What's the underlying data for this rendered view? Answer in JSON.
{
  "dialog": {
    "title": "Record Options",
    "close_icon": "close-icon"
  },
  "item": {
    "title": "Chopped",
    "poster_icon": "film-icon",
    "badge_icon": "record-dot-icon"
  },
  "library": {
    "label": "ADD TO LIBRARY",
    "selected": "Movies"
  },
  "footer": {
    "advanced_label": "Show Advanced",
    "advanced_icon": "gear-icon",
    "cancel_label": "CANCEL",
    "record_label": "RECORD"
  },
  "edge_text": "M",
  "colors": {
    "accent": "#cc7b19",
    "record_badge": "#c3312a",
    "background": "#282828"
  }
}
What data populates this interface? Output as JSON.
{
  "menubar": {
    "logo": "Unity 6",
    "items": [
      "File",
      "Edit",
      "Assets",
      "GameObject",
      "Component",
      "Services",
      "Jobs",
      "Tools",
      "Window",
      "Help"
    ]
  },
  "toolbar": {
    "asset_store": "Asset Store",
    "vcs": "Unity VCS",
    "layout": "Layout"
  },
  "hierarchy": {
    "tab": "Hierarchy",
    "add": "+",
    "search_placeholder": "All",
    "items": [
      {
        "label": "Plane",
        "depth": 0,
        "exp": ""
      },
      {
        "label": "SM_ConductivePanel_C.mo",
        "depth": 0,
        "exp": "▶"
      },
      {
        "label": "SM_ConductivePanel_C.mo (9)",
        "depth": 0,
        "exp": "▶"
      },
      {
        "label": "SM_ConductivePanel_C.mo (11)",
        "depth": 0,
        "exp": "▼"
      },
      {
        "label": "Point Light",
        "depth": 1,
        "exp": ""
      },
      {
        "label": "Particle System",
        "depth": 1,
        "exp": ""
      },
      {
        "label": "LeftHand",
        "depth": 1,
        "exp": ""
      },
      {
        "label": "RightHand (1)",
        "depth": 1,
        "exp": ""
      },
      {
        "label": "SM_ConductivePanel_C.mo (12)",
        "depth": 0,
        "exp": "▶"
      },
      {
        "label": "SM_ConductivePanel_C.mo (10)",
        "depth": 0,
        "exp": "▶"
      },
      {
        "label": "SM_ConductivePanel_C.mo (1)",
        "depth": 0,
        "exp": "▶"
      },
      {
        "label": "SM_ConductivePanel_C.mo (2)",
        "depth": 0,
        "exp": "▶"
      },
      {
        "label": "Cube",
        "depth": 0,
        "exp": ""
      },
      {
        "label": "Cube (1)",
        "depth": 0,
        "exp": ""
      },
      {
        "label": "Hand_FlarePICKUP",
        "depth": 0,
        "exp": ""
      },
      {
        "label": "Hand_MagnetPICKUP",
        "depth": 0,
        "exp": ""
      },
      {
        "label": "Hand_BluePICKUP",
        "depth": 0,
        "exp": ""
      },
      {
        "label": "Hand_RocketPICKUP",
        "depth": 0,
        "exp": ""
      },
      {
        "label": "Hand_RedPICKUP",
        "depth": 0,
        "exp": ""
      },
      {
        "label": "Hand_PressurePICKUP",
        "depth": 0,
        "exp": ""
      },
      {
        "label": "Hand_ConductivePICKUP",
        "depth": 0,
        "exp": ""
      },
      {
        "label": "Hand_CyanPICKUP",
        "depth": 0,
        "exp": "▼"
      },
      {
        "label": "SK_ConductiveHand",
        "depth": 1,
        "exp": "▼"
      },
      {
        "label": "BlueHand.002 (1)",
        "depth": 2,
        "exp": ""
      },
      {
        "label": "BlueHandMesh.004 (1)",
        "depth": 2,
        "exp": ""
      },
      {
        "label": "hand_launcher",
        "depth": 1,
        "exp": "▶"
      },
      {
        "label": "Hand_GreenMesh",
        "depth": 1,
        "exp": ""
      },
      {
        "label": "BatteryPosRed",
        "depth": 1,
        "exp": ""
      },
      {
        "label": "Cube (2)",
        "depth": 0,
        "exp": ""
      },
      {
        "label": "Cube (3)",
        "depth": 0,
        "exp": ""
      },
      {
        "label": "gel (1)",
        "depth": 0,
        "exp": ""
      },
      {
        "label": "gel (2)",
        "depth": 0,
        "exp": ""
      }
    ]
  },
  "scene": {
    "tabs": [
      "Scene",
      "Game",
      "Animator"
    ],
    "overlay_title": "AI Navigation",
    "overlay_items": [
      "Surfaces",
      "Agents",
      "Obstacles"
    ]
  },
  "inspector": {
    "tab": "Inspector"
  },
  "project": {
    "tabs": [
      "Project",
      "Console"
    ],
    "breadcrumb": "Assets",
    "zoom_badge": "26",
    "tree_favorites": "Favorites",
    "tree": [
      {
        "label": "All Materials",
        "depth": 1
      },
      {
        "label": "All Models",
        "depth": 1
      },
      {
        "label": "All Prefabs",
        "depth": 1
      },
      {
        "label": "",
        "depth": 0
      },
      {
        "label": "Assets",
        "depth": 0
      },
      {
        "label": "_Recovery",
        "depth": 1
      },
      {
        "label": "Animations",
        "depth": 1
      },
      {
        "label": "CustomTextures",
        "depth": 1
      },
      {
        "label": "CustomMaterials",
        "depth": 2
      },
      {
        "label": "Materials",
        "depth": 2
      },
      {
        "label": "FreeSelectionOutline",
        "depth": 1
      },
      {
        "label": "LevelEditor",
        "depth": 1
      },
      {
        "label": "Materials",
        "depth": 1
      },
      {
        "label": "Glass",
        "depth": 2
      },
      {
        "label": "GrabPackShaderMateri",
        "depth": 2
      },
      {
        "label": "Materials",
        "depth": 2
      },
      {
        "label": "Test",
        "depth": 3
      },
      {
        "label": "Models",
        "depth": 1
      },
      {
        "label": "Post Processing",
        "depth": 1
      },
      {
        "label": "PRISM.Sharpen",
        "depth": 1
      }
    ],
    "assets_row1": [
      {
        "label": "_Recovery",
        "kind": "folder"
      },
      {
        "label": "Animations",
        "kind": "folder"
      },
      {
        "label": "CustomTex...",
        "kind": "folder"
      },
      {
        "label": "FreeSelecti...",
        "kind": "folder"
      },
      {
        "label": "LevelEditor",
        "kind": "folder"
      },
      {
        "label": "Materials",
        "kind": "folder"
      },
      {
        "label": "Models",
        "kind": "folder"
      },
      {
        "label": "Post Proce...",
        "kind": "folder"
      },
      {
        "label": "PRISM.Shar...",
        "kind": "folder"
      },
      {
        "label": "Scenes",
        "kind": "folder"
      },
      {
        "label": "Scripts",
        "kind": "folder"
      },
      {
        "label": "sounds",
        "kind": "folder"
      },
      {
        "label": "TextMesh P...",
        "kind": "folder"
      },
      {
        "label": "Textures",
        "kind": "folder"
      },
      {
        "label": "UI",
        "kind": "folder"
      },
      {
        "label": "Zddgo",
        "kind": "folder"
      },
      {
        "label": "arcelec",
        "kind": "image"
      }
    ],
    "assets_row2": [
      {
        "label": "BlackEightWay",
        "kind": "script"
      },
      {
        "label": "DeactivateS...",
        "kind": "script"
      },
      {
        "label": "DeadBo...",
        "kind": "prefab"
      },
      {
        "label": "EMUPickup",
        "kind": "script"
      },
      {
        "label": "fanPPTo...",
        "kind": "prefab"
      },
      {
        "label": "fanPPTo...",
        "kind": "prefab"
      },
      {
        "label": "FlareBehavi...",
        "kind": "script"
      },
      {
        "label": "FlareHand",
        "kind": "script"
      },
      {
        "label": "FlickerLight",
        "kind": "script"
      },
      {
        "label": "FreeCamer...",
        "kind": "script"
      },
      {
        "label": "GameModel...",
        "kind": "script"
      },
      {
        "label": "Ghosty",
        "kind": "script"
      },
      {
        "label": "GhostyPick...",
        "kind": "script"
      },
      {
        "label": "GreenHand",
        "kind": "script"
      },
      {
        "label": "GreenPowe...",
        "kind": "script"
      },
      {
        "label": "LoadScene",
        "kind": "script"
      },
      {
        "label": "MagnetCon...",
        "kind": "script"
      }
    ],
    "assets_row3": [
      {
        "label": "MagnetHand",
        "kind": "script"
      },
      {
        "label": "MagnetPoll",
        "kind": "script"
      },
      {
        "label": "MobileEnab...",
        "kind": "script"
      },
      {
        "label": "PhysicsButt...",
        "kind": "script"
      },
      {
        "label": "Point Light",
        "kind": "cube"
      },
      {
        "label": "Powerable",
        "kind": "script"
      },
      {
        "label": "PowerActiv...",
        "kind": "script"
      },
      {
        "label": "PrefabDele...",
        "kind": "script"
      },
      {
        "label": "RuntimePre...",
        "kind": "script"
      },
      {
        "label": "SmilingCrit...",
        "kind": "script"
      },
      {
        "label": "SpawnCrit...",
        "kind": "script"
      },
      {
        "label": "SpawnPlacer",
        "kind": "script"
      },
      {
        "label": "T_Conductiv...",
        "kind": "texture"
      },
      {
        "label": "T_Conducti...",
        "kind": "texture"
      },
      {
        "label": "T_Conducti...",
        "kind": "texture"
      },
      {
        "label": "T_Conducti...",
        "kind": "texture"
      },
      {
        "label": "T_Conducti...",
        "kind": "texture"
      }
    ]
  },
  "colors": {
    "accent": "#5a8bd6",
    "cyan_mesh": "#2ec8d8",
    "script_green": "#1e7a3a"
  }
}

━━━━━━

## Requirement
Using the listing above, pick out each line that contains the word "What", then copy it.

## Solution to this task
What's the underlying data for this rendered view? Answer in JSON.
What data populates this interface? Output as JSON.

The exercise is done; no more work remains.